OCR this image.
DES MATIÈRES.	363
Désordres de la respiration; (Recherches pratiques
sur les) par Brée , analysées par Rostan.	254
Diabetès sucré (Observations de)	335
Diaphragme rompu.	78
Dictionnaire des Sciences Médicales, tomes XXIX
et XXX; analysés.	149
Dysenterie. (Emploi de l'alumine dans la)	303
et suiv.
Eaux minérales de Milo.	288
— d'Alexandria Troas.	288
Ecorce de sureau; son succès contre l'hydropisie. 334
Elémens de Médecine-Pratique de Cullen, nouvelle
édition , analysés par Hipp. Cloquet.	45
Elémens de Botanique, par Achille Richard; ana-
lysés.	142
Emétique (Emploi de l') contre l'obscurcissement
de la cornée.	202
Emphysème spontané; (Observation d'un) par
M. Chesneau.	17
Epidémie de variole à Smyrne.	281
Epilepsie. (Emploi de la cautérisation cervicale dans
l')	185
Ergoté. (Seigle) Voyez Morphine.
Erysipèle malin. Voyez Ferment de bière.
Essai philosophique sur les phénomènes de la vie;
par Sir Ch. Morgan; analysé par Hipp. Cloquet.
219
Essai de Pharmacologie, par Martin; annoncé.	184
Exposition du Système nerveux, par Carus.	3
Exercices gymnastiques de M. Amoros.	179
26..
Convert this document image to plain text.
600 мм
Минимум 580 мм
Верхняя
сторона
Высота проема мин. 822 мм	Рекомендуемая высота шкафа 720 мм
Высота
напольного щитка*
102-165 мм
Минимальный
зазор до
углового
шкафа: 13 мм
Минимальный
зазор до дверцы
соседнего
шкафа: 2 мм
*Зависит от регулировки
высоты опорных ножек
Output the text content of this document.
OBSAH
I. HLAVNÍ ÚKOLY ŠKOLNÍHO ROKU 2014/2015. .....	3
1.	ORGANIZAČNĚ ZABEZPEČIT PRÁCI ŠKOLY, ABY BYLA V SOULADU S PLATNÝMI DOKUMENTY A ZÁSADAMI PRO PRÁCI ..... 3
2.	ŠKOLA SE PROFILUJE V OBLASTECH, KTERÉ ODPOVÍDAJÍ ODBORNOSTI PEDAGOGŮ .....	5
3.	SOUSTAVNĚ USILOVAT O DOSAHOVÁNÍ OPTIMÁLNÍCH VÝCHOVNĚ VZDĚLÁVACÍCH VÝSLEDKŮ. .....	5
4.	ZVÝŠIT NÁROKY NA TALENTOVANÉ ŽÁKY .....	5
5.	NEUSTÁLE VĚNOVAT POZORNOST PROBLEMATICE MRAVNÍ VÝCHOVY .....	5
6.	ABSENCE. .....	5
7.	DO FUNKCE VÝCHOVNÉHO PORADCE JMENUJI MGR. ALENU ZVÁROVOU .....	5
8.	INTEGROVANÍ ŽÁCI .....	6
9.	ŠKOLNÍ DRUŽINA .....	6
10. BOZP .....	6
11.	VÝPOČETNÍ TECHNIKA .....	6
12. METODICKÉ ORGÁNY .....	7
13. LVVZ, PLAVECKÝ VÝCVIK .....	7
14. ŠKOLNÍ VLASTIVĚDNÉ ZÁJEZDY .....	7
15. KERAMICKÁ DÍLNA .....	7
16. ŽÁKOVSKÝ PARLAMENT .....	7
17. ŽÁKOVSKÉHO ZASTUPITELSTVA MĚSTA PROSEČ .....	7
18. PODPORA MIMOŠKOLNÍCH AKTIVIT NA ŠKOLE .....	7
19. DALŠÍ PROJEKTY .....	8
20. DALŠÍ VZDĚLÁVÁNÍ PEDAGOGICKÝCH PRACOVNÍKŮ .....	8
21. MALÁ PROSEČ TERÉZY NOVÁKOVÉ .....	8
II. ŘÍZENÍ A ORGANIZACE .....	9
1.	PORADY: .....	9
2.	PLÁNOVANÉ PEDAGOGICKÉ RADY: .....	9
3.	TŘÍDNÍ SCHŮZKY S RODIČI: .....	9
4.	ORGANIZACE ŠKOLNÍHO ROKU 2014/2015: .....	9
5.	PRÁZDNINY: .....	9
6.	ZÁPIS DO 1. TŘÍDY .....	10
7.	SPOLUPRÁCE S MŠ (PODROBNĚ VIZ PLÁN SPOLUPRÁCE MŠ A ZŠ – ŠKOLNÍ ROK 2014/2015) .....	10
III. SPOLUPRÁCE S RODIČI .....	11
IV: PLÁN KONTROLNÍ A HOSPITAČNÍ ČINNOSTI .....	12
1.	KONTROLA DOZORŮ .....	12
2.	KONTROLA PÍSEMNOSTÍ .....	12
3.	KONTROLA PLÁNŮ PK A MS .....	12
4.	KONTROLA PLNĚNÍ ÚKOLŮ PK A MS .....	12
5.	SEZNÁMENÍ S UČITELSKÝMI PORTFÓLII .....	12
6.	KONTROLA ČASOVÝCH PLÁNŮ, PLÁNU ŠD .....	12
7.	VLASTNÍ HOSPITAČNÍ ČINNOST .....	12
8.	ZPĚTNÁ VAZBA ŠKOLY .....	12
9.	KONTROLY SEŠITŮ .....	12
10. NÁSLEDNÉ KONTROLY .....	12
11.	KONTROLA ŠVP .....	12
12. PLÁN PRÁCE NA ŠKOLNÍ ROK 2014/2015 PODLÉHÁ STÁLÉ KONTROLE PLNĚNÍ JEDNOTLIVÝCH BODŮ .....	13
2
■ ■ ■ ■
# [Task instructions]
Go through the listing above and restate it word for word.

# [Result for this exercise]
OCR this image.
DES MATIÈRES.	363
Désordres de la respiration; (Recherches pratiques
sur les) par Brée , analysées par Rostan.	254
Diabetès sucré (Observations de)	335
Diaphragme rompu.	78
Dictionnaire des Sciences Médicales, tomes XXIX
et XXX; analysés.	149
Dysenterie. (Emploi de l'alumine dans la)	303
et suiv.
Eaux minérales de Milo.	288
— d'Alexandria Troas.	288
Ecorce de sureau; son succès contre l'hydropisie. 334
Elémens de Médecine-Pratique de Cullen, nouvelle
édition , analysés par Hipp. Cloquet.	45
Elémens de Botanique, par Achille Richard; ana-
lysés.	142
Emétique (Emploi de l') contre l'obscurcissement
de la cornée.	202
Emphysème spontané; (Observation d'un) par
M. Chesneau.	17
Epidémie de variole à Smyrne.	281
Epilepsie. (Emploi de la cautérisation cervicale dans
l')	185
Ergoté. (Seigle) Voyez Morphine.
Erysipèle malin. Voyez Ferment de bière.
Essai philosophique sur les phénomènes de la vie;
par Sir Ch. Morgan; analysé par Hipp. Cloquet.
219
Essai de Pharmacologie, par Martin; annoncé.	184
Exposition du Système nerveux, par Carus.	3
Exercices gymnastiques de M. Amoros.	179
26..
Convert this document image to plain text.
600 мм
Минимум 580 мм
Верхняя
сторона
Высота проема мин. 822 мм	Рекомендуемая высота шкафа 720 мм
Высота
напольного щитка*
102-165 мм
Минимальный
зазор до
углового
шкафа: 13 мм
Минимальный
зазор до дверцы
соседнего
шкафа: 2 мм
*Зависит от регулировки
высоты опорных ножек
Output the text content of this document.
OBSAH
I. HLAVNÍ ÚKOLY ŠKOLNÍHO ROKU 2014/2015. .....	3
1.	ORGANIZAČNĚ ZABEZPEČIT PRÁCI ŠKOLY, ABY BYLA V SOULADU S PLATNÝMI DOKUMENTY A ZÁSADAMI PRO PRÁCI ..... 3
2.	ŠKOLA SE PROFILUJE V OBLASTECH, KTERÉ ODPOVÍDAJÍ ODBORNOSTI PEDAGOGŮ .....	5
3.	SOUSTAVNĚ USILOVAT O DOSAHOVÁNÍ OPTIMÁLNÍCH VÝCHOVNĚ VZDĚLÁVACÍCH VÝSLEDKŮ. .....	5
4.	ZVÝŠIT NÁROKY NA TALENTOVANÉ ŽÁKY .....	5
5.	NEUSTÁLE VĚNOVAT POZORNOST PROBLEMATICE MRAVNÍ VÝCHOVY .....	5
6.	ABSENCE. .....	5
7.	DO FUNKCE VÝCHOVNÉHO PORADCE JMENUJI MGR. ALENU ZVÁROVOU .....	5
8.	INTEGROVANÍ ŽÁCI .....	6
9.	ŠKOLNÍ DRUŽINA .....	6
10. BOZP .....	6
11.	VÝPOČETNÍ TECHNIKA .....	6
12. METODICKÉ ORGÁNY .....	7
13. LVVZ, PLAVECKÝ VÝCVIK .....	7
14. ŠKOLNÍ VLASTIVĚDNÉ ZÁJEZDY .....	7
15. KERAMICKÁ DÍLNA .....	7
16. ŽÁKOVSKÝ PARLAMENT .....	7
17. ŽÁKOVSKÉHO ZASTUPITELSTVA MĚSTA PROSEČ .....	7
18. PODPORA MIMOŠKOLNÍCH AKTIVIT NA ŠKOLE .....	7
19. DALŠÍ PROJEKTY .....	8
20. DALŠÍ VZDĚLÁVÁNÍ PEDAGOGICKÝCH PRACOVNÍKŮ .....	8
21. MALÁ PROSEČ TERÉZY NOVÁKOVÉ .....	8
II. ŘÍZENÍ A ORGANIZACE .....	9
1.	PORADY: .....	9
2.	PLÁNOVANÉ PEDAGOGICKÉ RADY: .....	9
3.	TŘÍDNÍ SCHŮZKY S RODIČI: .....	9
4.	ORGANIZACE ŠKOLNÍHO ROKU 2014/2015: .....	9
5.	PRÁZDNINY: .....	9
6.	ZÁPIS DO 1. TŘÍDY .....	10
7.	SPOLUPRÁCE S MŠ (PODROBNĚ VIZ PLÁN SPOLUPRÁCE MŠ A ZŠ – ŠKOLNÍ ROK 2014/2015) .....	10
III. SPOLUPRÁCE S RODIČI .....	11
IV: PLÁN KONTROLNÍ A HOSPITAČNÍ ČINNOSTI .....	12
1.	KONTROLA DOZORŮ .....	12
2.	KONTROLA PÍSEMNOSTÍ .....	12
3.	KONTROLA PLÁNŮ PK A MS .....	12
4.	KONTROLA PLNĚNÍ ÚKOLŮ PK A MS .....	12
5.	SEZNÁMENÍ S UČITELSKÝMI PORTFÓLII .....	12
6.	KONTROLA ČASOVÝCH PLÁNŮ, PLÁNU ŠD .....	12
7.	VLASTNÍ HOSPITAČNÍ ČINNOST .....	12
8.	ZPĚTNÁ VAZBA ŠKOLY .....	12
9.	KONTROLY SEŠITŮ .....	12
10. NÁSLEDNÉ KONTROLY .....	12
11.	KONTROLA ŠVP .....	12
12. PLÁN PRÁCE NA ŠKOLNÍ ROK 2014/2015 PODLÉHÁ STÁLÉ KONTROLE PLNĚNÍ JEDNOTLIVÝCH BODŮ .....	13
2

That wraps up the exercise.